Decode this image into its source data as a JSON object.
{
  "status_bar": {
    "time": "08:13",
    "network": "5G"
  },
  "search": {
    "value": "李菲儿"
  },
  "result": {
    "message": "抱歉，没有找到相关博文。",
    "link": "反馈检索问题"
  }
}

▶ **TASK TO CARRY OUT**:
Repeat every line of the data, exactly and in full.

▶ **RESPONSE TO THIS TASK**:
Decode this image into its source data as a JSON object.
{
  "status_bar": {
    "time": "08:13",
    "network": "5G"
  },
  "search": {
    "value": "李菲儿"
  },
  "result": {
    "message": "抱歉，没有找到相关博文。",
    "link": "反馈检索问题"
  }
}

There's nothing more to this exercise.